- [Work to complete]
Which of the lines below holds the string "indiasearch"? Copy every line that does.

(Extracted records)
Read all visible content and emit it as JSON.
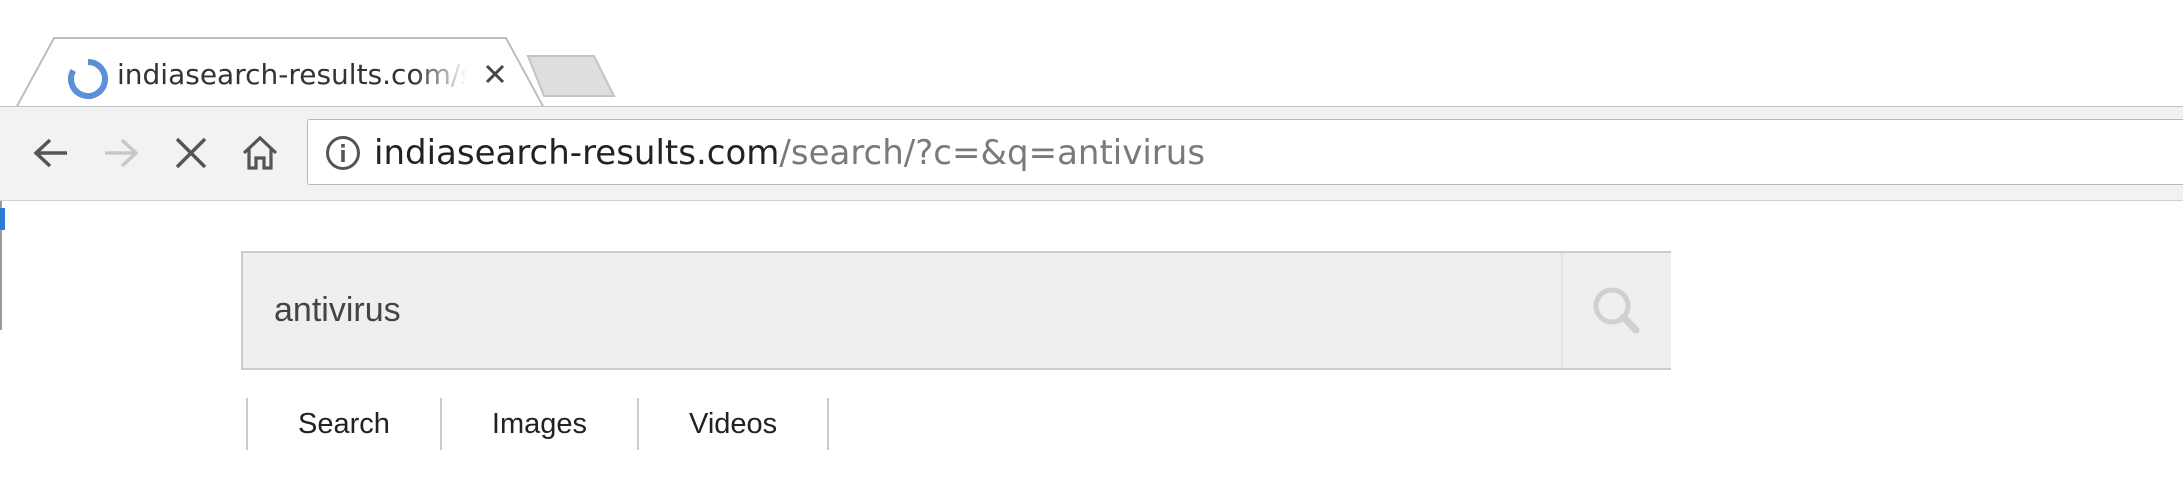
{
  "browser": {
    "tab": {
      "title": "indiasearch-results.com/search/?c=&q=antivirus",
      "loading": true,
      "spinner_color": "#5b8fd8"
    },
    "toolbar": {
      "back_icon": "arrow-left-icon",
      "forward_icon": "arrow-right-icon",
      "stop_icon": "close-icon",
      "home_icon": "home-icon",
      "forward_enabled": false
    },
    "omnibox": {
      "info_icon": "info-circle-icon",
      "host": "indiasearch-results.com",
      "path": "/search/?c=&q=antivirus"
    }
  },
  "page": {
    "search": {
      "query": "antivirus",
      "button_icon": "magnifier-icon"
    },
    "vertical_tabs": [
      {
        "label": "Search"
      },
      {
        "label": "Images"
      },
      {
        "label": "Videos"
      }
    ]
  }
}
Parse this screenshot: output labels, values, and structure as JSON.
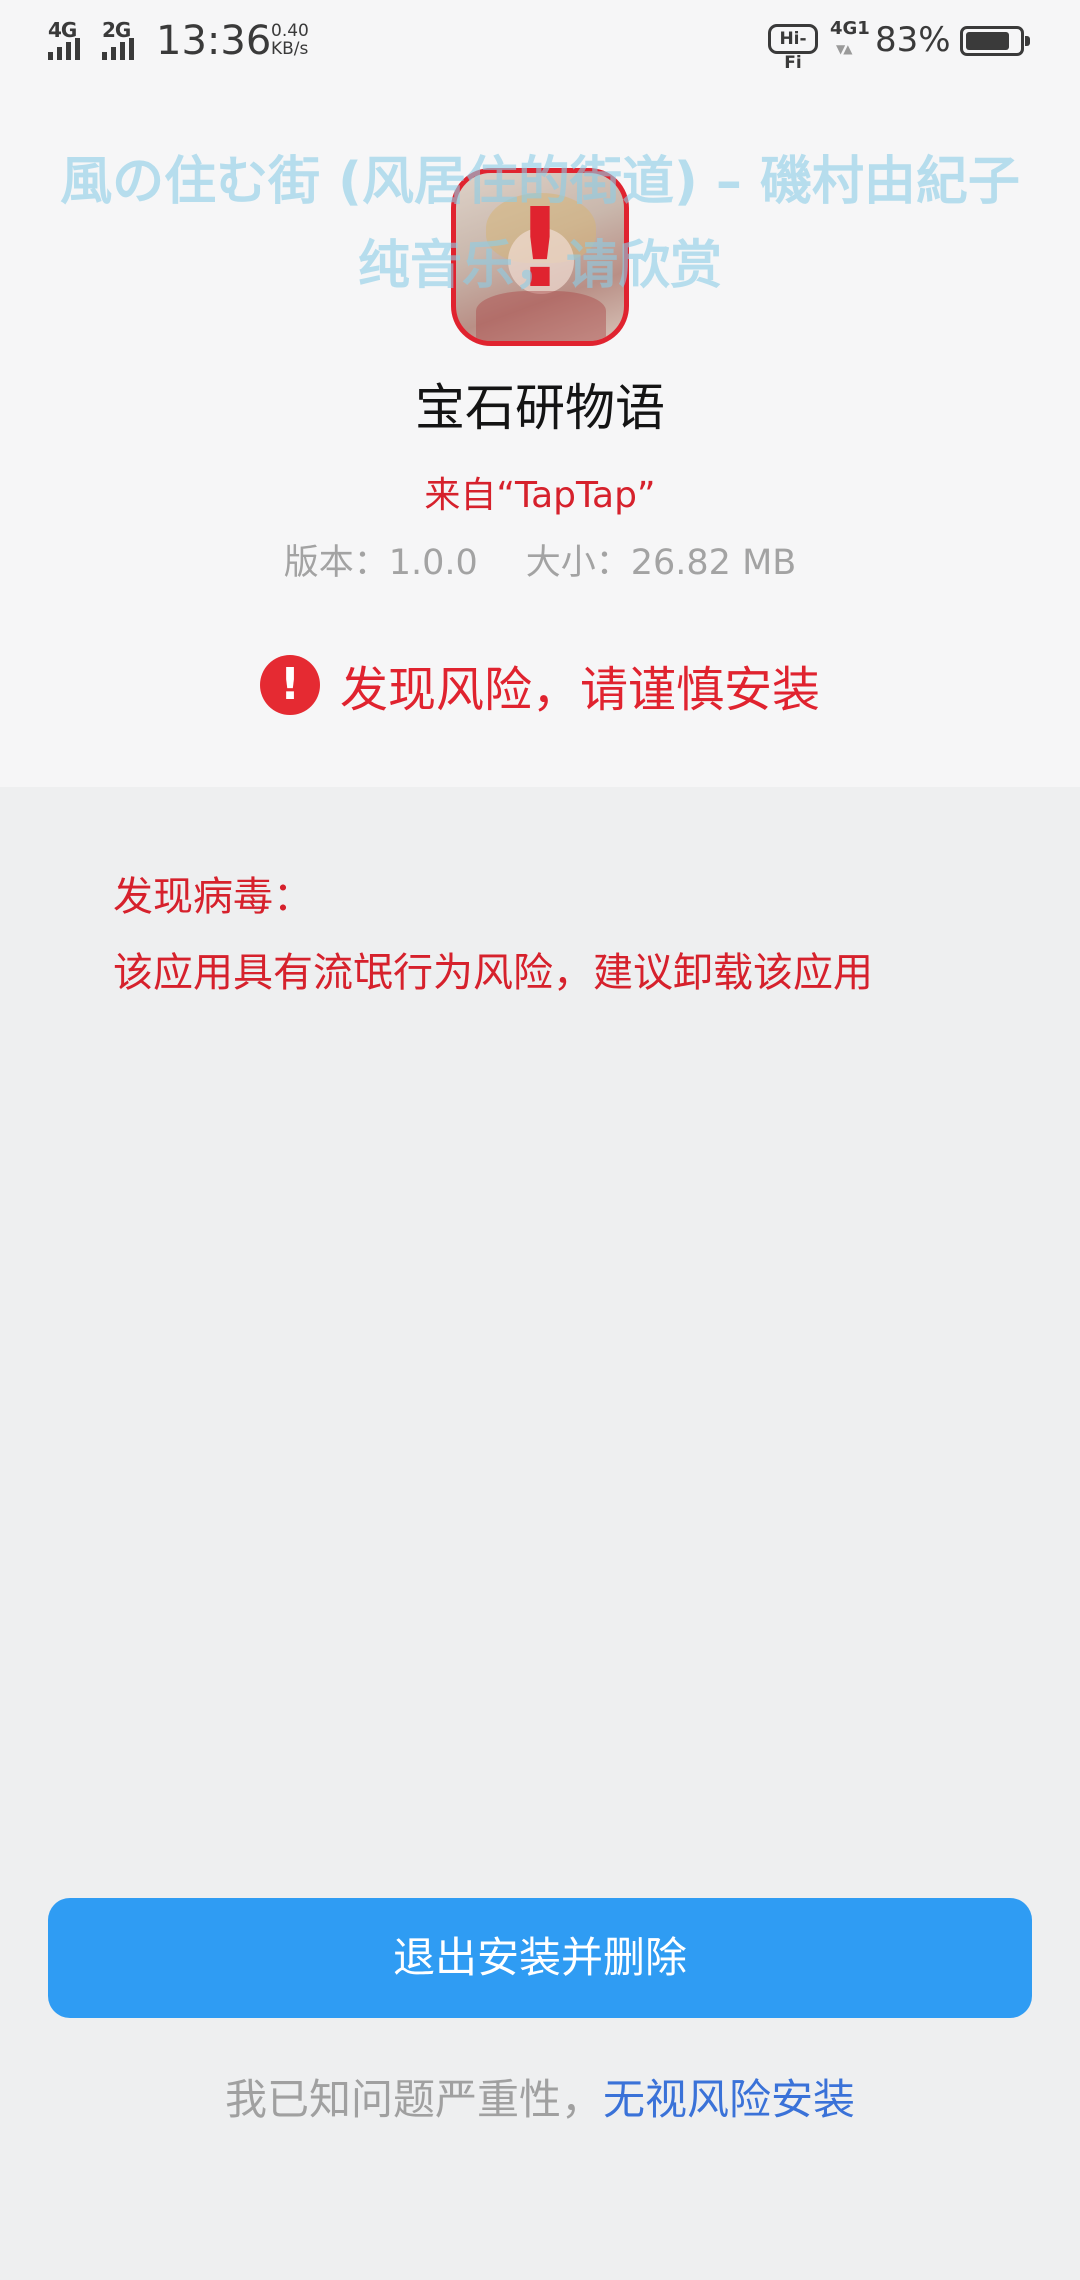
{
  "status_bar": {
    "net1": "4G",
    "net2": "2G",
    "time": "13:36",
    "speed_value": "0.40",
    "speed_unit": "KB/s",
    "hifi": "Hi-Fi",
    "net3": "4G1",
    "battery_percent_text": "83%",
    "battery_level": 0.83
  },
  "overlay_lyric": {
    "line1": "風の住む街 (风居住的街道) – 磯村由紀子",
    "line2": "纯音乐，请欣赏"
  },
  "app": {
    "name": "宝石研物语",
    "source": "来自“TapTap”",
    "version": "版本：1.0.0",
    "size": "大小：26.82 MB",
    "icon": "app-icon-with-warning"
  },
  "risk": {
    "icon_glyph": "!",
    "text": "发现风险，请谨慎安装"
  },
  "virus": {
    "title": "发现病毒：",
    "description": "该应用具有流氓行为风险，建议卸载该应用"
  },
  "actions": {
    "exit_label": "退出安装并删除",
    "ignore_prefix": "我已知问题严重性，",
    "ignore_link": "无视风险安装"
  },
  "colors": {
    "danger": "#e0232f",
    "primary_button": "#2f9cf3",
    "link": "#3a72d8",
    "muted_text": "#a3a3a3"
  }
}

- [Solution]
      "title": "indiasearch-results.com/search/?c=&q=antivirus",
      "host": "indiasearch-results.com",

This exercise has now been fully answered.